Stored data
•••

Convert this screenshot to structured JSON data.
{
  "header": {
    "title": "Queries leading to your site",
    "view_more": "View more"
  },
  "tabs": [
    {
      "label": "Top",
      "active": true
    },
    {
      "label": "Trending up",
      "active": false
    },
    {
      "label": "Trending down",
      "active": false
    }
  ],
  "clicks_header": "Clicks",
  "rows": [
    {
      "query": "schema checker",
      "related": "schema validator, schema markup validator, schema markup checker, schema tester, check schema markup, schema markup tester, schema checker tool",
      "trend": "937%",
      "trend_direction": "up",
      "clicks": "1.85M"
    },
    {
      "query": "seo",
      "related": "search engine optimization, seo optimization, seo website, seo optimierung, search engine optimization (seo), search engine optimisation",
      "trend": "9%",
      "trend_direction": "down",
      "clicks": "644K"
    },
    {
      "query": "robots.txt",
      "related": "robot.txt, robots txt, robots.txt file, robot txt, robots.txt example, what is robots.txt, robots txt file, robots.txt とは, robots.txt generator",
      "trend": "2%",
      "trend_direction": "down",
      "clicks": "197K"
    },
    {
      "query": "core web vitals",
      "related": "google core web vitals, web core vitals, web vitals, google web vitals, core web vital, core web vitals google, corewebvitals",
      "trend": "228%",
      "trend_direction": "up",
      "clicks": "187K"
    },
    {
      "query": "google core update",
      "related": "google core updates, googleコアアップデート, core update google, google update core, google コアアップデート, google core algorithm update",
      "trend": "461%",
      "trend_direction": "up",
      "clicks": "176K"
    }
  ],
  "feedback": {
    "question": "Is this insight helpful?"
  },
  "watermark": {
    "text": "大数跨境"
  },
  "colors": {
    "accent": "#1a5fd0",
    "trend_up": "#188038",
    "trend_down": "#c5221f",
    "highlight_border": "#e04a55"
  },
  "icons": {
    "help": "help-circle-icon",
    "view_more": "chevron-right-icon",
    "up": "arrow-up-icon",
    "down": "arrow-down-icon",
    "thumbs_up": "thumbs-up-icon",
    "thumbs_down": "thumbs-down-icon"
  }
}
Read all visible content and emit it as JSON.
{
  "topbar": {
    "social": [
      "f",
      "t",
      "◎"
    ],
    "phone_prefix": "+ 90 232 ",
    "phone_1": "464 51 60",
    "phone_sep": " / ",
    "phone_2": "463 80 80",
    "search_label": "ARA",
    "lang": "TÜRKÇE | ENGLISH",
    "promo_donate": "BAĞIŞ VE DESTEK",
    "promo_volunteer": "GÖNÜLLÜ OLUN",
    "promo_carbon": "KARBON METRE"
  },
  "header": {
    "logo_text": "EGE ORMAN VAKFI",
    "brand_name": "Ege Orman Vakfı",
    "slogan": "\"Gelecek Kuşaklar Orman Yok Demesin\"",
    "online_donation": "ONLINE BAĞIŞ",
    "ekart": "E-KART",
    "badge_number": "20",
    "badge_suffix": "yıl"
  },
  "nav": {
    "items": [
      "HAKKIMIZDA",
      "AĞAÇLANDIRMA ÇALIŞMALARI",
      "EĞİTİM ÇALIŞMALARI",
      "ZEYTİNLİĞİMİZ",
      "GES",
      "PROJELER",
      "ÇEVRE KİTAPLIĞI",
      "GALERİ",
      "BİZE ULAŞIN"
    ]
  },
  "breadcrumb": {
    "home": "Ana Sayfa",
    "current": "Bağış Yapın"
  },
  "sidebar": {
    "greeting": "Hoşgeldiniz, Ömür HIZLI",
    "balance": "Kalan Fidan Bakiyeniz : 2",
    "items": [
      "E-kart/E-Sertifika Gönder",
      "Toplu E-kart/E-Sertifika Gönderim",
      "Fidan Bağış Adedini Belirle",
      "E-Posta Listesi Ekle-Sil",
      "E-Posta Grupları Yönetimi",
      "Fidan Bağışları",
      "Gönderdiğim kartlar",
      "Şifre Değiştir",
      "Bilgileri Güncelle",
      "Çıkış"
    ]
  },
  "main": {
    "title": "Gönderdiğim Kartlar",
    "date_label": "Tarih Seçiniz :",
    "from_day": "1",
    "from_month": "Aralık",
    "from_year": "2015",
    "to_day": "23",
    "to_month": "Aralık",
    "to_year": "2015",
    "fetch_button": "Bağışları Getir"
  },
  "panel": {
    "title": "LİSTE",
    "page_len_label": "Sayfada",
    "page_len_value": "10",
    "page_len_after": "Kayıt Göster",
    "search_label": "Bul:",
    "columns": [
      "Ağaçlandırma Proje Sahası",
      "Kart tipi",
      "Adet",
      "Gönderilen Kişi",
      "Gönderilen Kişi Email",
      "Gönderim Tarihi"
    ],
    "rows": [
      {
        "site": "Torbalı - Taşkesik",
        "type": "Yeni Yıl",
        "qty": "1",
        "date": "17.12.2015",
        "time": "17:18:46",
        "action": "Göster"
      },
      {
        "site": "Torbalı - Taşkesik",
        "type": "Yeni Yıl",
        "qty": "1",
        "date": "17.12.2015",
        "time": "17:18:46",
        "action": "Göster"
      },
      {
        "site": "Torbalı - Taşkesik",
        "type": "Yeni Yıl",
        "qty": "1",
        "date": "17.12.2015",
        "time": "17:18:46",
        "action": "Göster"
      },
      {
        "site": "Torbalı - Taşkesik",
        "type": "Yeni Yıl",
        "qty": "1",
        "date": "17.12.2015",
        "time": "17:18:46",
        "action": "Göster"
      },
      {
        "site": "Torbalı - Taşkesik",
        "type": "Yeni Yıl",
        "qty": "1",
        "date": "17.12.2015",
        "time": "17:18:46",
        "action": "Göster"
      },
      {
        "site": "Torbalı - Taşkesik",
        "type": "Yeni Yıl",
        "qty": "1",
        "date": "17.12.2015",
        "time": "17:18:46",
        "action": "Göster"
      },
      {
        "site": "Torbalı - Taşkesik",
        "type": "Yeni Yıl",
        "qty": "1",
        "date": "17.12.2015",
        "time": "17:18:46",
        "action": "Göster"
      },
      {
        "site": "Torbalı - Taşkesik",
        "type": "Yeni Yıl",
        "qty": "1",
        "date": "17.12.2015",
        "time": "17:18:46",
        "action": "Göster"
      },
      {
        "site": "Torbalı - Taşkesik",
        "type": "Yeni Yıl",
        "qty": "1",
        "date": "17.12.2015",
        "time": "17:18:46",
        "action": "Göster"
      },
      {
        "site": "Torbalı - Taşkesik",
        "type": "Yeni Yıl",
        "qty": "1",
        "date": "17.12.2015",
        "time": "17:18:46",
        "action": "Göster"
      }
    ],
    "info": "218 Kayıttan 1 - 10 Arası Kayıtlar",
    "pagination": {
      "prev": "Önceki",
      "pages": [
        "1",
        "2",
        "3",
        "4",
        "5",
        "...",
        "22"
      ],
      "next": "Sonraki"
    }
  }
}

•••

> [PROBLEM DETAILS] Which lines of the data above contain "Gönderilen"? Copy each one.

> [TASK RESULT]
      "Gönderilen Kişi",
      "Gönderilen Kişi Email",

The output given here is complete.